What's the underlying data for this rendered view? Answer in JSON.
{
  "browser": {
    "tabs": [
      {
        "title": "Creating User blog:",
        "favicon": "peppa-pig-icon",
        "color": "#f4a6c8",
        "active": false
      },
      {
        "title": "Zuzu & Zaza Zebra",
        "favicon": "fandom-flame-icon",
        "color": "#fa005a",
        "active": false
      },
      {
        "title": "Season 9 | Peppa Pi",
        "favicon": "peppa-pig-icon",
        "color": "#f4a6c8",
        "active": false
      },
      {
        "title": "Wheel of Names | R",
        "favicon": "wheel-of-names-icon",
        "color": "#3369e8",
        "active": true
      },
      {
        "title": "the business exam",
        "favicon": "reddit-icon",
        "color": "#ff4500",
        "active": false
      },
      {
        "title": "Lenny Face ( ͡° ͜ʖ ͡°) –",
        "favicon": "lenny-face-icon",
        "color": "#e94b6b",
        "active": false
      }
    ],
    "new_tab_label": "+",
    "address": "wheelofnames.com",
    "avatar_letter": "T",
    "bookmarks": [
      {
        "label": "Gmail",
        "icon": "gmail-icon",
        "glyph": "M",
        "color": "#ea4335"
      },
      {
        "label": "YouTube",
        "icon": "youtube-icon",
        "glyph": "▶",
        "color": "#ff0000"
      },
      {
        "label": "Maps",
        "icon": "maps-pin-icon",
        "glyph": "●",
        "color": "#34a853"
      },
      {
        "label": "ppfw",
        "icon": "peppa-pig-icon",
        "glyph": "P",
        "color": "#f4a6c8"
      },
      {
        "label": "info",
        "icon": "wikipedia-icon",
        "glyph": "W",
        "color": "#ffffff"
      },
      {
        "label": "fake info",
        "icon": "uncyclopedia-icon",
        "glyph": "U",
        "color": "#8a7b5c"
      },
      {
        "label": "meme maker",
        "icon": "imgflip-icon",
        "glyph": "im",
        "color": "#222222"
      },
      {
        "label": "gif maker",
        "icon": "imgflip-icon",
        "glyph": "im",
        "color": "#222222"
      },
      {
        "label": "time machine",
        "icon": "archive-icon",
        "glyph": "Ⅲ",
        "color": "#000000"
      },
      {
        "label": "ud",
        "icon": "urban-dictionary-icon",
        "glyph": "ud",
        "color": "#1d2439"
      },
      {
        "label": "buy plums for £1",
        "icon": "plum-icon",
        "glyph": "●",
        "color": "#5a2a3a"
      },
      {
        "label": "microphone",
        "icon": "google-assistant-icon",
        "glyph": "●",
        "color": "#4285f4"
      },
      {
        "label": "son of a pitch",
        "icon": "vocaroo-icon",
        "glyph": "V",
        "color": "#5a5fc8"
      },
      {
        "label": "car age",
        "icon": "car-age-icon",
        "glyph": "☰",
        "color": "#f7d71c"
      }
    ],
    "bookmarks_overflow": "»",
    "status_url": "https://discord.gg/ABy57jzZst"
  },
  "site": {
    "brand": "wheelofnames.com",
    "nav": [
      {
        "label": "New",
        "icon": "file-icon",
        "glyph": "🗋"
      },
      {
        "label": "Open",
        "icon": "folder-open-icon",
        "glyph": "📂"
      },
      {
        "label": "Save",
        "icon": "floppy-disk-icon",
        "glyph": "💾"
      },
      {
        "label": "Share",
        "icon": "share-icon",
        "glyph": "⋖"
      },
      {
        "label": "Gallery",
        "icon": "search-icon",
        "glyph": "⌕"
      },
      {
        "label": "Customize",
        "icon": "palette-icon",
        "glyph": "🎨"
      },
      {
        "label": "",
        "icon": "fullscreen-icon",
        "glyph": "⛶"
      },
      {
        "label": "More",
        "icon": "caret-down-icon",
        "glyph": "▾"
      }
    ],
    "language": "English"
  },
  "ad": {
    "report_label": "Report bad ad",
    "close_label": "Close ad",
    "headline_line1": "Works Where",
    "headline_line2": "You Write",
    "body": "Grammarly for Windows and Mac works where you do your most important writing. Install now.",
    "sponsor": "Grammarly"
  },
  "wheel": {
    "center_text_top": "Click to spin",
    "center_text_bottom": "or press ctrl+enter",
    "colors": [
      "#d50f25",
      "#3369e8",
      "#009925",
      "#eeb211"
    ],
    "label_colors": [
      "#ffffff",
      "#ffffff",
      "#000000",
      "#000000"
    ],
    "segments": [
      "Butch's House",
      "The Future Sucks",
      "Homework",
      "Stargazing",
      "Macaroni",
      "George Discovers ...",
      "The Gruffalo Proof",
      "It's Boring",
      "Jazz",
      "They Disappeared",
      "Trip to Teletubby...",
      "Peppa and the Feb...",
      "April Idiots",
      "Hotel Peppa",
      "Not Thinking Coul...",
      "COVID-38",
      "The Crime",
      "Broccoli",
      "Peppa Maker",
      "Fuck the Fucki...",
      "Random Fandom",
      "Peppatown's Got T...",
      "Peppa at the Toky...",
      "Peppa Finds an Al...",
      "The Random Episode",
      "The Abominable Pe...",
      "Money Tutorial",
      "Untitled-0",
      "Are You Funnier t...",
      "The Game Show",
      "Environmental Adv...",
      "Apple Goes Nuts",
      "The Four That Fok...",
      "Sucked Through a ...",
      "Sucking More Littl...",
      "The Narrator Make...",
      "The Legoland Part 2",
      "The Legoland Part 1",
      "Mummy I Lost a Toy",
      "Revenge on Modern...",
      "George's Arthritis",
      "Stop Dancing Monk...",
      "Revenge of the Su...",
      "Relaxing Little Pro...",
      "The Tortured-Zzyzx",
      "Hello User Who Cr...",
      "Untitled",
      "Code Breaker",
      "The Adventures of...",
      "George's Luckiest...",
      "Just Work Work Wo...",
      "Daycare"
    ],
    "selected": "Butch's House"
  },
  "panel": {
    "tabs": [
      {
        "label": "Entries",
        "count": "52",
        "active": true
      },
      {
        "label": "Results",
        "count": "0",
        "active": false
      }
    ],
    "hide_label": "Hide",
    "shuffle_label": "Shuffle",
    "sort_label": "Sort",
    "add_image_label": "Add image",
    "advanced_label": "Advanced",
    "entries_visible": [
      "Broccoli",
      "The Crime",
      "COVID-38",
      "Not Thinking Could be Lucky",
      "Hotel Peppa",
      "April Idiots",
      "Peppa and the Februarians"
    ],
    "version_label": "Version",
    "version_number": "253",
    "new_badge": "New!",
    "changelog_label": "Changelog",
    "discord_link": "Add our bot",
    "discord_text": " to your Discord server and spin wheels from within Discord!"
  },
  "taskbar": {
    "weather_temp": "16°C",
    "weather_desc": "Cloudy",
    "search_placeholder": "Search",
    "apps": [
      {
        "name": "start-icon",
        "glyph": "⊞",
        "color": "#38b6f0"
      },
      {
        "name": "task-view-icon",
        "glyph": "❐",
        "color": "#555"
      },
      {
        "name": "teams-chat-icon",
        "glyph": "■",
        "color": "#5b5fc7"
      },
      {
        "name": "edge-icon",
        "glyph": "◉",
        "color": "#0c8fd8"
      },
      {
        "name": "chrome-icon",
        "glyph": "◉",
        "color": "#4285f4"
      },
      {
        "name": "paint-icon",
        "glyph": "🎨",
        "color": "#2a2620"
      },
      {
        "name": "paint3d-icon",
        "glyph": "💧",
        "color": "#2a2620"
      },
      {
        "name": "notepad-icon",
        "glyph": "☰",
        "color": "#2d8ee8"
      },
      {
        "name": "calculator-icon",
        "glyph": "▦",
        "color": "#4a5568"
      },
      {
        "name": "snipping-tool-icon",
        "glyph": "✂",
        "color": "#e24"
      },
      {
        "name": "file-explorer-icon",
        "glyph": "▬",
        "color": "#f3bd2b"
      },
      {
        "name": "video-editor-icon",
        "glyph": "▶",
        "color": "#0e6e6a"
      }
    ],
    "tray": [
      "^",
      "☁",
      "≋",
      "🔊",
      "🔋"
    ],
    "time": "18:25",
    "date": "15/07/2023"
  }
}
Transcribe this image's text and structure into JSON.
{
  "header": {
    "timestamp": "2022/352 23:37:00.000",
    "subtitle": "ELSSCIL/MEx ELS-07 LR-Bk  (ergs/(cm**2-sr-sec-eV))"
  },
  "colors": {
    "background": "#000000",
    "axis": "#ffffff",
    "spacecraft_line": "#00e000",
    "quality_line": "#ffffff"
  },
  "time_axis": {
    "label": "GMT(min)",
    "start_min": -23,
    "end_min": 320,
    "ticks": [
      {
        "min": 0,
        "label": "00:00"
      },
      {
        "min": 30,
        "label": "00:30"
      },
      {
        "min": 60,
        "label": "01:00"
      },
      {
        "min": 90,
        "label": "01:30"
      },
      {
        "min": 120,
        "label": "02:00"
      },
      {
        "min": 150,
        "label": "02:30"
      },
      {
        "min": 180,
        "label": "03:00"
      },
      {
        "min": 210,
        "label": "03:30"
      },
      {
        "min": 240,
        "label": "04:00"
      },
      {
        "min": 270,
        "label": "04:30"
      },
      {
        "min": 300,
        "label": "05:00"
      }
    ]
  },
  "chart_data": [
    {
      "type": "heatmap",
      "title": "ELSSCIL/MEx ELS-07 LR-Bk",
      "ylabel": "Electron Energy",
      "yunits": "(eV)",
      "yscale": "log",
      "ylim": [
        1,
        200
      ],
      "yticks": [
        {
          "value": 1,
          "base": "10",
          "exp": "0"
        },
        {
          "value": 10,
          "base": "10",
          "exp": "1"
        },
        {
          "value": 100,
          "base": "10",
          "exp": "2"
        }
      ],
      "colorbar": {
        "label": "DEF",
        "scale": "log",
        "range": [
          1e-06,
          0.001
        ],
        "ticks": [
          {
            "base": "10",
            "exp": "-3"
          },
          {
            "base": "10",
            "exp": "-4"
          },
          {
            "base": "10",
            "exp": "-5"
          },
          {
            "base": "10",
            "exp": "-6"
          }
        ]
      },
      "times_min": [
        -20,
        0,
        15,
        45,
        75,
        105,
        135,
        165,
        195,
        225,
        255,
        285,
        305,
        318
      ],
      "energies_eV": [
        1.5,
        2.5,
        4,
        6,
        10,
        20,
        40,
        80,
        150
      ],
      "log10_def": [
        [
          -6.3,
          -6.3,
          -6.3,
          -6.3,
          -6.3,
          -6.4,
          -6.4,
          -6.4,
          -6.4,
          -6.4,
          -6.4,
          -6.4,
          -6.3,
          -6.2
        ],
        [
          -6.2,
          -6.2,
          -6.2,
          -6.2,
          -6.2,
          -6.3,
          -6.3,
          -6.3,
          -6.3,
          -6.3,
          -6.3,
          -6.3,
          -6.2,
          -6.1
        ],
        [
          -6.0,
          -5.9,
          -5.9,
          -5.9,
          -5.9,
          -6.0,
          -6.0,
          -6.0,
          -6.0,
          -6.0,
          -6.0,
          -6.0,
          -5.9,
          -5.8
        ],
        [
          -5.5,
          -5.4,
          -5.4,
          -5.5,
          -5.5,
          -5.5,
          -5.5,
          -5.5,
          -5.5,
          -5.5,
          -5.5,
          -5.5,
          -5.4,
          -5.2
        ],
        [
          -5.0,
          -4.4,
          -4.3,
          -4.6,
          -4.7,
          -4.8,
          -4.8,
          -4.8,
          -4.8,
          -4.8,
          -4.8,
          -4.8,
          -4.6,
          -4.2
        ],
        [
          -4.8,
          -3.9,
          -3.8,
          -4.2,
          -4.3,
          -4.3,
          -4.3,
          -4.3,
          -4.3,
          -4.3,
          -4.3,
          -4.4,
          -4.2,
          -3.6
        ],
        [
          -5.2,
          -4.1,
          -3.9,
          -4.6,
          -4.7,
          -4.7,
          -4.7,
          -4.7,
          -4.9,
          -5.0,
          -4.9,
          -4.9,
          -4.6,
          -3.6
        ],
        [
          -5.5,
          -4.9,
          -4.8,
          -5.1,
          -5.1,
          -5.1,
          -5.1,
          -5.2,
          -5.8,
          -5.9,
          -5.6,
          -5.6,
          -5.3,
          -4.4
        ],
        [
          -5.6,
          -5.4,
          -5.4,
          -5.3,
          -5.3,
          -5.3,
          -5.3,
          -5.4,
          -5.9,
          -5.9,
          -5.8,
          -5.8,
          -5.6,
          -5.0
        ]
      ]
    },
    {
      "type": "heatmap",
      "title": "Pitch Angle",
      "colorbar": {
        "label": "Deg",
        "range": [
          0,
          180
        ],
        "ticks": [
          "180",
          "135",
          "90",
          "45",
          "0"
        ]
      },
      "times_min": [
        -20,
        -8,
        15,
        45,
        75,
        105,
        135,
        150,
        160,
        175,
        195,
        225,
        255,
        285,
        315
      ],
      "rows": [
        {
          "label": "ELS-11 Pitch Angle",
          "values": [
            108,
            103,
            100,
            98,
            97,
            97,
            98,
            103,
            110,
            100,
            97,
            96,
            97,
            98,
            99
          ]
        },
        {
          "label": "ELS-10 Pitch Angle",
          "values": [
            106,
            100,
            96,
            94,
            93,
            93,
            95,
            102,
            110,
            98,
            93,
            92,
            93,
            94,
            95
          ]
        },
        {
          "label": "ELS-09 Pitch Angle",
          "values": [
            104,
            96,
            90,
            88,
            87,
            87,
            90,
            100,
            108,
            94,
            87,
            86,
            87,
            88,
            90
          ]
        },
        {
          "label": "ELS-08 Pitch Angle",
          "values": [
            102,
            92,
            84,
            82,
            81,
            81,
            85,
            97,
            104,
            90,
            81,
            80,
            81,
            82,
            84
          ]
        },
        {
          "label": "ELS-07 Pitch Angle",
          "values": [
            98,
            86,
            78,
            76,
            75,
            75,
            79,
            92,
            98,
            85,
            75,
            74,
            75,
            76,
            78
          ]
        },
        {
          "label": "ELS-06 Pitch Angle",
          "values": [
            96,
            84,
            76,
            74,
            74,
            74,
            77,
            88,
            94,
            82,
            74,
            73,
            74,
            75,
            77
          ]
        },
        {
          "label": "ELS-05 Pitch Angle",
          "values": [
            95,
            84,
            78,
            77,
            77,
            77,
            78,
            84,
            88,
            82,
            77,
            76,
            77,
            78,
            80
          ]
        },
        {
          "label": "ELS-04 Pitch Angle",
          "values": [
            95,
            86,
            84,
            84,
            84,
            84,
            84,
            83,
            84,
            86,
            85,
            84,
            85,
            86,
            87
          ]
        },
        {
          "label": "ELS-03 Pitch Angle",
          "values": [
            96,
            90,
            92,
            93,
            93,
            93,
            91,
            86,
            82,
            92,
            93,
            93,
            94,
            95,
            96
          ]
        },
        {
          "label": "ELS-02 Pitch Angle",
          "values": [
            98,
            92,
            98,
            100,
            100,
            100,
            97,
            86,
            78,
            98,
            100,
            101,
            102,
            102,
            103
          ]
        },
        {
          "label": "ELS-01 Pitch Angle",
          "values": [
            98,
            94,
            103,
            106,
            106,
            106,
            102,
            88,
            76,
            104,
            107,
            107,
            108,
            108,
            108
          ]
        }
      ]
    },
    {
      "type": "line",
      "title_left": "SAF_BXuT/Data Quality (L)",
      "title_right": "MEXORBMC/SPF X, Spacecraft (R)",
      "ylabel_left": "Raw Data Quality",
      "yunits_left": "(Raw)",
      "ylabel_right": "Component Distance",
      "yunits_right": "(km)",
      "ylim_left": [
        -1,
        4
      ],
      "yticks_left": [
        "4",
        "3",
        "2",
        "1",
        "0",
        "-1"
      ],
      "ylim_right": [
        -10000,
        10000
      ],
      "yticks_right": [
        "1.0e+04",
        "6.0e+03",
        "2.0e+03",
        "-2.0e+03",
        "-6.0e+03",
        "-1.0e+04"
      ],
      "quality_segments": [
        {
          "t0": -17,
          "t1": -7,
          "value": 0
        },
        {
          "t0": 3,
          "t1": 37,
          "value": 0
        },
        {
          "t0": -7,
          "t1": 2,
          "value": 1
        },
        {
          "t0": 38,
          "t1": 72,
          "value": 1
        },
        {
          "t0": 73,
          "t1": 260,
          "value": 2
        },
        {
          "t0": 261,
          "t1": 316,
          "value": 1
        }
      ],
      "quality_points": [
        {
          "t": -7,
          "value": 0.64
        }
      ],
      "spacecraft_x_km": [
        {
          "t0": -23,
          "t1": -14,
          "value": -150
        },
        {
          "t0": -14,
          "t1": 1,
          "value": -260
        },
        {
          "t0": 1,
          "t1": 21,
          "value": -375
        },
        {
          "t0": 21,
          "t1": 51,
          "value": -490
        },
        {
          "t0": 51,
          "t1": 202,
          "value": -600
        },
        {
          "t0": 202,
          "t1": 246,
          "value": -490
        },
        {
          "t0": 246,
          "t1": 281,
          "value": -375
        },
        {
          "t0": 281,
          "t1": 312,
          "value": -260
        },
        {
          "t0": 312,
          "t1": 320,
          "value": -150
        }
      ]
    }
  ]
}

**REQUIRED TASK:**
Locate the word "Grammarly" in the entries, and copy every line where it is found.

**TASK ANSWER:**
    "body": "Grammarly for Windows and Mac works where you do your most important writing. Install now.",
    "sponsor": "Grammarly"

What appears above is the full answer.